- Aim of the exercise -
Copy exactly, and only, the lines from the one with "Output a JSON" to the end of the listing; omit pictures.

- Stored records -

"""

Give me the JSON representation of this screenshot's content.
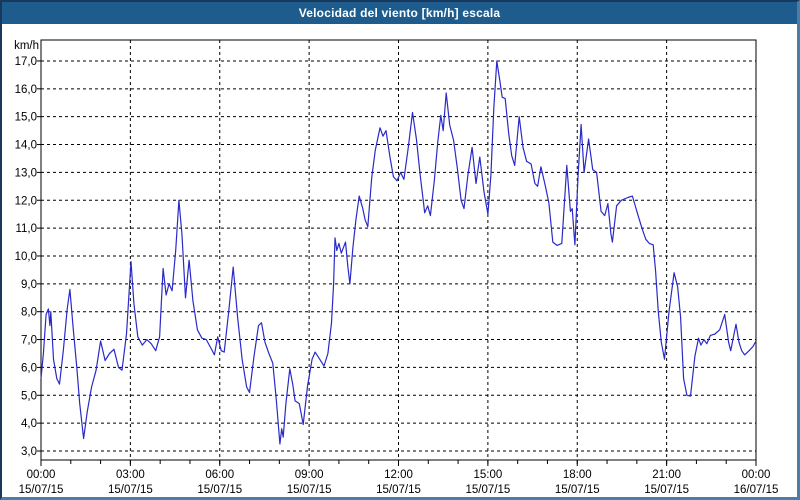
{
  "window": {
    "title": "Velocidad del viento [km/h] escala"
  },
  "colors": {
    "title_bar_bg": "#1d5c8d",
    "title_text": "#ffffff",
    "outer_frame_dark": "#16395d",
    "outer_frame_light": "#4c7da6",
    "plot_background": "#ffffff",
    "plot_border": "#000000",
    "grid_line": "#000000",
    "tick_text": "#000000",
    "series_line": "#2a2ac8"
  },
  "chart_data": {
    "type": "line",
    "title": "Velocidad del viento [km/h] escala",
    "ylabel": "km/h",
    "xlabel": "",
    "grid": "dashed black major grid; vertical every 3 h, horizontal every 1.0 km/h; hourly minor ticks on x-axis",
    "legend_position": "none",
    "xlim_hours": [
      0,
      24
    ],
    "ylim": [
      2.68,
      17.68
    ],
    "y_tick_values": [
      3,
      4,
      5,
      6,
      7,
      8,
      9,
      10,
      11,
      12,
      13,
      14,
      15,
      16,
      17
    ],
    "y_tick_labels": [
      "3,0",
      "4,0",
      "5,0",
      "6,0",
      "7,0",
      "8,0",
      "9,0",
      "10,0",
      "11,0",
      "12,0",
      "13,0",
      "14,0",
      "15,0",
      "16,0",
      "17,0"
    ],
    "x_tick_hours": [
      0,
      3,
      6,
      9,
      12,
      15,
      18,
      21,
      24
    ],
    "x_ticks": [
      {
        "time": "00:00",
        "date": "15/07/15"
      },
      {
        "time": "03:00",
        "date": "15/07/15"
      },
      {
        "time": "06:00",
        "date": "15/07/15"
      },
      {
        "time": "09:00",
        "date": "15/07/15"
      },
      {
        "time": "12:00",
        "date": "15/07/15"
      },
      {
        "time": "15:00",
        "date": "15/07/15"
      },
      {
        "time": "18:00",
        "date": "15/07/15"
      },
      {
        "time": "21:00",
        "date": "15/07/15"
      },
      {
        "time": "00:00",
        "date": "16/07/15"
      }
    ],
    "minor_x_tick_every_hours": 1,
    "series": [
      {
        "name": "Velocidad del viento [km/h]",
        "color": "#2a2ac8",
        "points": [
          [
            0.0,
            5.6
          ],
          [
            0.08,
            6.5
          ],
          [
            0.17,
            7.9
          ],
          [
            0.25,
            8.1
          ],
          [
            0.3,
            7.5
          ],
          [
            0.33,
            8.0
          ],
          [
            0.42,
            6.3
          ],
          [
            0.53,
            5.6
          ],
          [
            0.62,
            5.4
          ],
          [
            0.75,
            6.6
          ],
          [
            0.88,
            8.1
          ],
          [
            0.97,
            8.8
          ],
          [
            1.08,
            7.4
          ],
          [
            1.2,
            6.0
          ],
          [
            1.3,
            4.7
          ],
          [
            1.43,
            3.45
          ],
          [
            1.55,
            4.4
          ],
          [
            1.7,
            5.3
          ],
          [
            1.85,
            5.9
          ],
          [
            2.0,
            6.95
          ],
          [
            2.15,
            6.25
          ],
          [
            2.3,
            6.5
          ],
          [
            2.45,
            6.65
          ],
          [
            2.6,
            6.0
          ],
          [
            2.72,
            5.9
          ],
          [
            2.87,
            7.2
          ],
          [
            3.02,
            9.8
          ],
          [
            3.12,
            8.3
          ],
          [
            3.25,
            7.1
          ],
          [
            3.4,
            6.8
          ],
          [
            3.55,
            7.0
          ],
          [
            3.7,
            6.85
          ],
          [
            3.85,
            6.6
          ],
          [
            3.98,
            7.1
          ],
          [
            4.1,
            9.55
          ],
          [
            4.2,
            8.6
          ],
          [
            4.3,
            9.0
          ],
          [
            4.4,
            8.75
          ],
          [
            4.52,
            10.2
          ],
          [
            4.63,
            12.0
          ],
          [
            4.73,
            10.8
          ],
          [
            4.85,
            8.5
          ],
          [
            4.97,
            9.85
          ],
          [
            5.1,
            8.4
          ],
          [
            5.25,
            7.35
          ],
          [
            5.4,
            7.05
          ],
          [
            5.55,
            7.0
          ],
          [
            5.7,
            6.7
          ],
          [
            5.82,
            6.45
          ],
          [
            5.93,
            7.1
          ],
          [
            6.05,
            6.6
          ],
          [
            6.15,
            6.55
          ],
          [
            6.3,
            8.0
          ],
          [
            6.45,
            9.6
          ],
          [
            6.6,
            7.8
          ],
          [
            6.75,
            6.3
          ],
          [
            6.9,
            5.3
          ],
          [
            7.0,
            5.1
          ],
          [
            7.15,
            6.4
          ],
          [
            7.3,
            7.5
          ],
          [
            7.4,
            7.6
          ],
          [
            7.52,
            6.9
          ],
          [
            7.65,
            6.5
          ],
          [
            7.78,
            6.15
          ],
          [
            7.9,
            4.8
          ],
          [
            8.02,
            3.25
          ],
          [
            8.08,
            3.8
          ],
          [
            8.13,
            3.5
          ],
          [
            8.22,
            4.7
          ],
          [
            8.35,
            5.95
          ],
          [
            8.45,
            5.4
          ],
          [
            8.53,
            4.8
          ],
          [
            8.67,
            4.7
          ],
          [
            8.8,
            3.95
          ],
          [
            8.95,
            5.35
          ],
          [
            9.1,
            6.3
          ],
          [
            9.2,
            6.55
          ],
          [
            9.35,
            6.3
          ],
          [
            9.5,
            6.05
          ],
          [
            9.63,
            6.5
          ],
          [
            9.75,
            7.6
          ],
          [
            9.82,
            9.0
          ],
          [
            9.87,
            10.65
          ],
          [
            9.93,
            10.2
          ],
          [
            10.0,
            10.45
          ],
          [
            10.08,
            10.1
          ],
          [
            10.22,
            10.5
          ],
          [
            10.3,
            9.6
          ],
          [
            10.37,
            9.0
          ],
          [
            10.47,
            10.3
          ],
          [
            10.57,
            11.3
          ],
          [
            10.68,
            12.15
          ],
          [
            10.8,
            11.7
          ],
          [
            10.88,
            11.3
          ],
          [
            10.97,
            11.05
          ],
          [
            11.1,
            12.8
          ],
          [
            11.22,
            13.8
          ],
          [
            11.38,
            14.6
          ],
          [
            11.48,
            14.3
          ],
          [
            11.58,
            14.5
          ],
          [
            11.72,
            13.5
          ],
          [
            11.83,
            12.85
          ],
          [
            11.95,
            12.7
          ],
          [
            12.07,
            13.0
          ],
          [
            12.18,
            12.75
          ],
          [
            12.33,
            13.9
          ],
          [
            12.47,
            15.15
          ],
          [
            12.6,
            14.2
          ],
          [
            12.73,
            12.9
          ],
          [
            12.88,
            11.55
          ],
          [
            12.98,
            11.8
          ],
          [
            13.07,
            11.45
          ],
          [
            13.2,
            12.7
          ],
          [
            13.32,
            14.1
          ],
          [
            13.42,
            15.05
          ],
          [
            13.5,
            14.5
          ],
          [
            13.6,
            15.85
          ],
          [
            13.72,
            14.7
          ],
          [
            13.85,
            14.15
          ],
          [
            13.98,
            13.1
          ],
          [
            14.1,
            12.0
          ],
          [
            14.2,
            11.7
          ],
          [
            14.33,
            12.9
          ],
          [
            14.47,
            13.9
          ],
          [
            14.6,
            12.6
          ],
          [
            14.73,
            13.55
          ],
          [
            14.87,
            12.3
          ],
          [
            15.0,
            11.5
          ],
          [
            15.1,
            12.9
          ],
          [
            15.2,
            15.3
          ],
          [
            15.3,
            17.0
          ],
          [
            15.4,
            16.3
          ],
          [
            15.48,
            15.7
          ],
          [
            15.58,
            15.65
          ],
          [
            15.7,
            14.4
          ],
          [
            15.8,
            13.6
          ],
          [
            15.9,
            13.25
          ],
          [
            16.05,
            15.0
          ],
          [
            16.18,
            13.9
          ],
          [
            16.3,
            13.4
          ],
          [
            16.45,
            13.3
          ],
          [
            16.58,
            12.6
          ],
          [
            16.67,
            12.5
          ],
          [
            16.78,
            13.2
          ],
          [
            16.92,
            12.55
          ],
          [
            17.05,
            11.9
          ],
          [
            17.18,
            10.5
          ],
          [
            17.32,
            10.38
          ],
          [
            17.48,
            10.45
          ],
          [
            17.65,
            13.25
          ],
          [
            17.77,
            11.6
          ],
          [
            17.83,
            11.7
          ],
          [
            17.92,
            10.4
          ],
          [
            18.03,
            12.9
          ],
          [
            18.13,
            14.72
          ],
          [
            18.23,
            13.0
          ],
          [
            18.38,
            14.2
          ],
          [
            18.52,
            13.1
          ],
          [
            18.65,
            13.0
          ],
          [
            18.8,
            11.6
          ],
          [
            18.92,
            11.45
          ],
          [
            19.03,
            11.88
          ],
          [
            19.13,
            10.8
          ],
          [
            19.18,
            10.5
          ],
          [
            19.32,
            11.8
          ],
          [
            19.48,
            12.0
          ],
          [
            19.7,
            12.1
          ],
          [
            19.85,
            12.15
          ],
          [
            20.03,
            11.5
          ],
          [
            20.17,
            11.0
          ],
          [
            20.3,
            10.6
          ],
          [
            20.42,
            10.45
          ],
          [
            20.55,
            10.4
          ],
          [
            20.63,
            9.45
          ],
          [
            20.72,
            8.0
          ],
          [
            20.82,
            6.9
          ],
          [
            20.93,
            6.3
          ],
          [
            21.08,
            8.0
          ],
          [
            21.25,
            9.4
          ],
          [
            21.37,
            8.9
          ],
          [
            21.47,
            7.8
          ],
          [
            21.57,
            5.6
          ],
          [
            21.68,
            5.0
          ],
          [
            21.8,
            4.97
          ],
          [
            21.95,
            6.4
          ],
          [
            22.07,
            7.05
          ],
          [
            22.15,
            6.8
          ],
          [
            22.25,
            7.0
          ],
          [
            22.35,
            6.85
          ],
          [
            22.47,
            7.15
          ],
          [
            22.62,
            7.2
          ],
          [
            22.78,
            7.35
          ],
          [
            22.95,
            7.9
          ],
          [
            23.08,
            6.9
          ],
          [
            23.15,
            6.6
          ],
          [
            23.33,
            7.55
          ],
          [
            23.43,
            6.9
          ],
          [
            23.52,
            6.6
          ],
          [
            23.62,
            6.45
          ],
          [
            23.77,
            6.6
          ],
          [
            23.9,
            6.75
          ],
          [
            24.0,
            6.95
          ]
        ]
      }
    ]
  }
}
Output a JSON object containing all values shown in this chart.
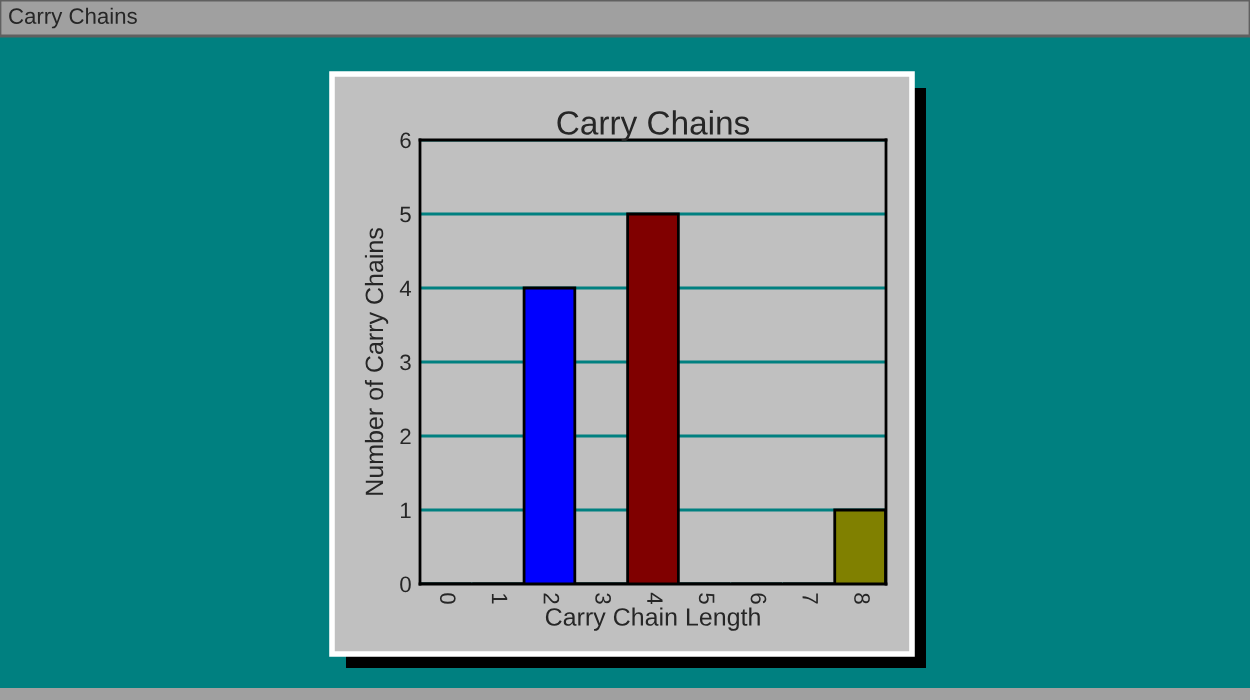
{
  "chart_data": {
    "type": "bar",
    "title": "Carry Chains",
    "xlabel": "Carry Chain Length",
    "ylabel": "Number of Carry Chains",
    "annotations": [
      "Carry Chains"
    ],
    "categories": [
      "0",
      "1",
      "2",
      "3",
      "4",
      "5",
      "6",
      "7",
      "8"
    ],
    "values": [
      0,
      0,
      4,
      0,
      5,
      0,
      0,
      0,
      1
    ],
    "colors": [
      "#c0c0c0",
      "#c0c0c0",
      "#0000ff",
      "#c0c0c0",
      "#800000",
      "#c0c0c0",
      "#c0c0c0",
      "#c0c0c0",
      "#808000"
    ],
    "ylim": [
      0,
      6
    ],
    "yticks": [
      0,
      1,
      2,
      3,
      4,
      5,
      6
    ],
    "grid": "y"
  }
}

"""

- Exercise output -
Output a JSON object containing all values shown in this chart.
{
  "chart_data": {
    "type": "bar",
    "title": "Carry Chains",
    "xlabel": "Carry Chain Length",
    "ylabel": "Number of Carry Chains",
    "annotations": [
      "Carry Chains"
    ],
    "categories": [
      "0",
      "1",
      "2",
      "3",
      "4",
      "5",
      "6",
      "7",
      "8"
    ],
    "values": [
      0,
      0,
      4,
      0,
      5,
      0,
      0,
      0,
      1
    ],
    "colors": [
      "#c0c0c0",
      "#c0c0c0",
      "#0000ff",
      "#c0c0c0",
      "#800000",
      "#c0c0c0",
      "#c0c0c0",
      "#c0c0c0",
      "#808000"
    ],
    "ylim": [
      0,
      6
    ],
    "yticks": [
      0,
      1,
      2,
      3,
      4,
      5,
      6
    ],
    "grid": "y"
  }
}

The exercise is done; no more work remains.